Records for processing: Begin

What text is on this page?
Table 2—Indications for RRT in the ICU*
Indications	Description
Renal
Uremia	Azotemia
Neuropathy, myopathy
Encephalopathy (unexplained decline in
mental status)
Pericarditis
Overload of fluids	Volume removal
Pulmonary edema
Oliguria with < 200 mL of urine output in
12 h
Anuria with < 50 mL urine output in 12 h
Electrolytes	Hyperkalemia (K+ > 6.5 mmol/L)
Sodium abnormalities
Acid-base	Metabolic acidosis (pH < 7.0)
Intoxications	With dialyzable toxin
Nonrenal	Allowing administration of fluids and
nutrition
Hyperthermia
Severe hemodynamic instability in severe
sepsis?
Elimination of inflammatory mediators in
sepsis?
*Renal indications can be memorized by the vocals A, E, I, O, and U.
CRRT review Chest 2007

Records for processing: End

## Problem details
Pick out every line above that holds the word "fluids" and copy it.

## Task response
Overload of fluids	Volume removal
Nonrenal	Allowing administration of fluids and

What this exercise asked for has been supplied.